--- start Recorded data ---

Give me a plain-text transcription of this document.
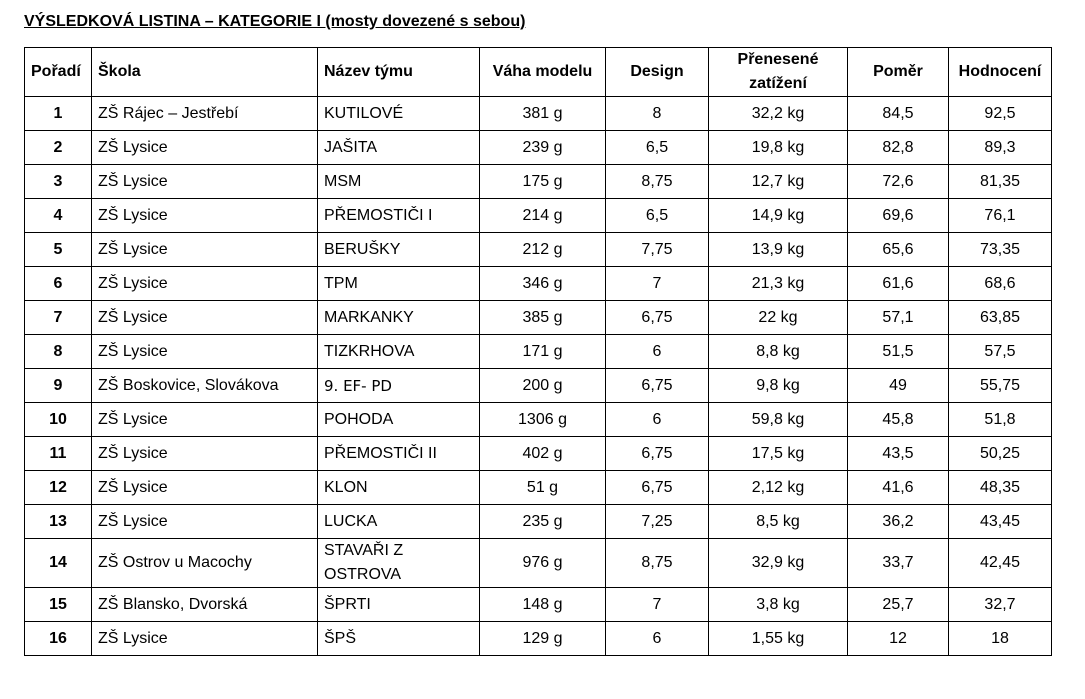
VÝSLEDKOVÁ LISTINA – KATEGORIE I (mosty dovezené s sebou)
Pořadí	Škola	Název týmu	Váha modelu	Design	Přenesené zatížení	Poměr	Hodnocení
1	ZŠ Rájec – Jestřebí	KUTILOVÉ	381 g	8	32,2 kg	84,5	92,5
2	ZŠ Lysice	JAŠITA	239 g	6,5	19,8 kg	82,8	89,3
3	ZŠ Lysice	MSM	175 g	8,75	12,7 kg	72,6	81,35
4	ZŠ Lysice	PŘEMOSTIČI I	214 g	6,5	14,9 kg	69,6	76,1
5	ZŠ Lysice	BERUŠKY	212 g	7,75	13,9 kg	65,6	73,35
6	ZŠ Lysice	TPM	346 g	7	21,3 kg	61,6	68,6
7	ZŠ Lysice	MARKANKY	385 g	6,75	22 kg	57,1	63,85
8	ZŠ Lysice	TIZKRHOVA	171 g	6	8,8 kg	51,5	57,5
9	ZŠ Boskovice, Slovákova	9. EF- PD	200 g	6,75	9,8 kg	49	55,75
10	ZŠ Lysice	POHODA	1306 g	6	59,8 kg	45,8	51,8
11	ZŠ Lysice	PŘEMOSTIČI II	402 g	6,75	17,5 kg	43,5	50,25
12	ZŠ Lysice	KLON	51 g	6,75	2,12 kg	41,6	48,35
13	ZŠ Lysice	LUCKA	235 g	7,25	8,5 kg	36,2	43,45
14	ZŠ Ostrov u Macochy	STAVAŘI Z OSTROVA	976 g	8,75	32,9 kg	33,7	42,45
15	ZŠ Blansko, Dvorská	ŠPRTI	148 g	7	3,8 kg	25,7	32,7
16	ZŠ Lysice	ŠPŠ	129 g	6	1,55 kg	12	18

--- end Recorded data ---

# Problem statement
Pick out each line containing "PŘEMOSTIČI" and report it.

# Response
4	ZŠ Lysice	PŘEMOSTIČI I	214 g	6,5	14,9 kg	69,6	76,1
11	ZŠ Lysice	PŘEMOSTIČI II	402 g	6,75	17,5 kg	43,5	50,25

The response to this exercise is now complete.